#### WRITTEN REQUEST
Which lines contain the string "music"? Please list every one of them.
## BEGIN
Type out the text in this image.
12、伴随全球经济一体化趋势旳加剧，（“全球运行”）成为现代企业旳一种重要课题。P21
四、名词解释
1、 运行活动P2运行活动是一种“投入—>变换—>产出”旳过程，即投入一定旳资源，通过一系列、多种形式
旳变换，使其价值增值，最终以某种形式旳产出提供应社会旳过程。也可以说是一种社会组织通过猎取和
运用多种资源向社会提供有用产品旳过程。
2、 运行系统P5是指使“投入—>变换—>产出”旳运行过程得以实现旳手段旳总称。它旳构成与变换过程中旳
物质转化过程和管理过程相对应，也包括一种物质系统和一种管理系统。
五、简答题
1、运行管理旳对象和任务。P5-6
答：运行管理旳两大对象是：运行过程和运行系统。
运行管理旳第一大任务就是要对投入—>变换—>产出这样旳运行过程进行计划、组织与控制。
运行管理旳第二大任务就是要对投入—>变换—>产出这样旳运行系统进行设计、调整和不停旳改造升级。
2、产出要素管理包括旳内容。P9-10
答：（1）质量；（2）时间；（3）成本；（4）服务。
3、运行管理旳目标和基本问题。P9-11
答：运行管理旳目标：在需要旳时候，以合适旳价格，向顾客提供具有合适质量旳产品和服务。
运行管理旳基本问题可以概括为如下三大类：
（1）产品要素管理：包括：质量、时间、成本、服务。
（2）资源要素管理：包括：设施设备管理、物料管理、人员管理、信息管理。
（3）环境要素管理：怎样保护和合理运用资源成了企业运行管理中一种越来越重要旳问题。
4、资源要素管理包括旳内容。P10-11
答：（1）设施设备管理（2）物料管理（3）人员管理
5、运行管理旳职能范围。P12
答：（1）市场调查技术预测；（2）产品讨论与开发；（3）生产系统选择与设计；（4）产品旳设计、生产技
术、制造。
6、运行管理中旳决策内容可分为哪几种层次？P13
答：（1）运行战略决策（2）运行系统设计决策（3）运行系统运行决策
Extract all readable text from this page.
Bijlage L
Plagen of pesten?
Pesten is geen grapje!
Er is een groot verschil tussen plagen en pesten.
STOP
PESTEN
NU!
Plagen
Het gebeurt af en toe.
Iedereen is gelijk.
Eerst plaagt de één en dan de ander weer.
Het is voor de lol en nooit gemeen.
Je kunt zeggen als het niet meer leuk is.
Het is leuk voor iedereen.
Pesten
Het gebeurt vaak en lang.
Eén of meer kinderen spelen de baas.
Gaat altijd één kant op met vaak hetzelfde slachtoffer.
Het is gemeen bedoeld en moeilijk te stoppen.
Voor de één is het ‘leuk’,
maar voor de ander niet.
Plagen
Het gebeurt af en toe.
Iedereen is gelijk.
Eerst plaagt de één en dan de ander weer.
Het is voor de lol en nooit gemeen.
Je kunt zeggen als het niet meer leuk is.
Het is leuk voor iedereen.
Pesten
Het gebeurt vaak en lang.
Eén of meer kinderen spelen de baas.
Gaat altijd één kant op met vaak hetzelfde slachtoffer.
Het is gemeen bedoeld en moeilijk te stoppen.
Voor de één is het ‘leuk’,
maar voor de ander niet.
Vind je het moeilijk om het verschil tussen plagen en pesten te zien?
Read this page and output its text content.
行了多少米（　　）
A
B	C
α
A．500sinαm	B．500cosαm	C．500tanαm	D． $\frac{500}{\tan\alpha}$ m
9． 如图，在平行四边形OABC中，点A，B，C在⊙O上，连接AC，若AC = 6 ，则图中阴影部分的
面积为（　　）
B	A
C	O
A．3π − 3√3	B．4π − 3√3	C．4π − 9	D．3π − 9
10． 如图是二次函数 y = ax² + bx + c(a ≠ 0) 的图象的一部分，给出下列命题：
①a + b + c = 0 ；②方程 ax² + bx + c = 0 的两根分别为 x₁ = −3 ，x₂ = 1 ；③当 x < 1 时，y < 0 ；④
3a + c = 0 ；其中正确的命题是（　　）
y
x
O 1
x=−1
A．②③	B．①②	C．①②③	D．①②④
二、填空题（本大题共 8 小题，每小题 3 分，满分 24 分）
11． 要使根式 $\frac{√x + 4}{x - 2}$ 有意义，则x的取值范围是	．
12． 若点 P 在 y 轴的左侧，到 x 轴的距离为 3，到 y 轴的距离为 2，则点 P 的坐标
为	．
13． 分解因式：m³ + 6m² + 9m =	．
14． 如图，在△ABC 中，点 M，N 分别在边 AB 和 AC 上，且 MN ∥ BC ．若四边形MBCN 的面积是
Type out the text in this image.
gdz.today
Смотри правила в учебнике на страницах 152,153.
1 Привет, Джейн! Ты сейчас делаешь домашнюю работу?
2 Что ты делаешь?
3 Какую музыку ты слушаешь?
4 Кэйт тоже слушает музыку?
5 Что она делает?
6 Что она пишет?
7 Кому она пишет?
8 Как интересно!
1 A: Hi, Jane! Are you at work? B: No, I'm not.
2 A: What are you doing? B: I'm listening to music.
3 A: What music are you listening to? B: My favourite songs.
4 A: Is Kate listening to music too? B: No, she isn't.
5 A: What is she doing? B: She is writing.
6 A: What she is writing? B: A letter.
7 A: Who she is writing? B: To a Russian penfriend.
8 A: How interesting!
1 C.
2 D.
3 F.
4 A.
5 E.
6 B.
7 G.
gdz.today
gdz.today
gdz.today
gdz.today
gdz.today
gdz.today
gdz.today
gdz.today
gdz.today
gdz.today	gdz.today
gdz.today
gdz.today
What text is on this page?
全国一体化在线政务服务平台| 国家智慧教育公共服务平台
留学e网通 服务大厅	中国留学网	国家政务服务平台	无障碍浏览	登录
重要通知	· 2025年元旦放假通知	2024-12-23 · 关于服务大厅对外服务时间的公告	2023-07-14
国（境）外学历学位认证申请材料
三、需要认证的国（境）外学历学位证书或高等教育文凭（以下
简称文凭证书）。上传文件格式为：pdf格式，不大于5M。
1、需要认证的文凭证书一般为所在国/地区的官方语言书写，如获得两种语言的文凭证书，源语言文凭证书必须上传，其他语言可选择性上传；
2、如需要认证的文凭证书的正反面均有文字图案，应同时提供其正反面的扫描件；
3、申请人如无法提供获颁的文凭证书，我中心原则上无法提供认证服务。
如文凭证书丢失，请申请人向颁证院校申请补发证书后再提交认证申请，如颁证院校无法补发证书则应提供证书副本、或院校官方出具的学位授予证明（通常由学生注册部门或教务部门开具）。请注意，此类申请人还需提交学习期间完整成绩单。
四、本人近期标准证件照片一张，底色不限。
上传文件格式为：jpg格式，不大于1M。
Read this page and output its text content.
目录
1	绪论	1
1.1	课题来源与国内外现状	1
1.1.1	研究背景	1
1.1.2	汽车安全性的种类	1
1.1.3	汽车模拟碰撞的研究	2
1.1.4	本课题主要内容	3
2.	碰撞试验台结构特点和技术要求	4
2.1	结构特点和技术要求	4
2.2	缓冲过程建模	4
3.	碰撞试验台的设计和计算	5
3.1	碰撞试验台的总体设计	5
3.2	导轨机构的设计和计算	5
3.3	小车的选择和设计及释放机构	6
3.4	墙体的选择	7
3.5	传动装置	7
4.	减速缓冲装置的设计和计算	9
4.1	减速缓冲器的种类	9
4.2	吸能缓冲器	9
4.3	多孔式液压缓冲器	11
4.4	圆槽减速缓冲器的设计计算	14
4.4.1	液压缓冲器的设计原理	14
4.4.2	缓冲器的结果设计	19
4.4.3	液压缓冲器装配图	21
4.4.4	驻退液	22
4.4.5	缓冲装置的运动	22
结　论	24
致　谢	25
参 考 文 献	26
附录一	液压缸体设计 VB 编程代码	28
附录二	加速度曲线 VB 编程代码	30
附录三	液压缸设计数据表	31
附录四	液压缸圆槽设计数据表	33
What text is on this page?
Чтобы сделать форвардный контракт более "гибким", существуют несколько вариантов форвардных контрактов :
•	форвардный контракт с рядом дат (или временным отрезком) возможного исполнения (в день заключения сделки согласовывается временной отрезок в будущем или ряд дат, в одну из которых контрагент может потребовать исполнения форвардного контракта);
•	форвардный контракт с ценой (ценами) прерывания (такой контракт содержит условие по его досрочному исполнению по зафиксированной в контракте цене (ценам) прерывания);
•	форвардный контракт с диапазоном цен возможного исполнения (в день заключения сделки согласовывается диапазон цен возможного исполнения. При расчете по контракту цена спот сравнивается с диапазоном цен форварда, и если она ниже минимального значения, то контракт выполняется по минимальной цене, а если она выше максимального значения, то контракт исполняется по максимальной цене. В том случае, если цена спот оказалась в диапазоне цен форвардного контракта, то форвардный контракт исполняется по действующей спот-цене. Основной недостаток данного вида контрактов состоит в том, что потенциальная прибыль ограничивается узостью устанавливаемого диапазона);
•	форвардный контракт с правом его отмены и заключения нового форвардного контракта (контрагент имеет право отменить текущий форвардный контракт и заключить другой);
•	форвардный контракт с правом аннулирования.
## END
#### RESULT OF THE TASK
2 A: What are you doing? B: I'm listening to music.
3 A: What music are you listening to? B: My favourite songs.
4 A: Is Kate listening to music too? B: No, she isn't.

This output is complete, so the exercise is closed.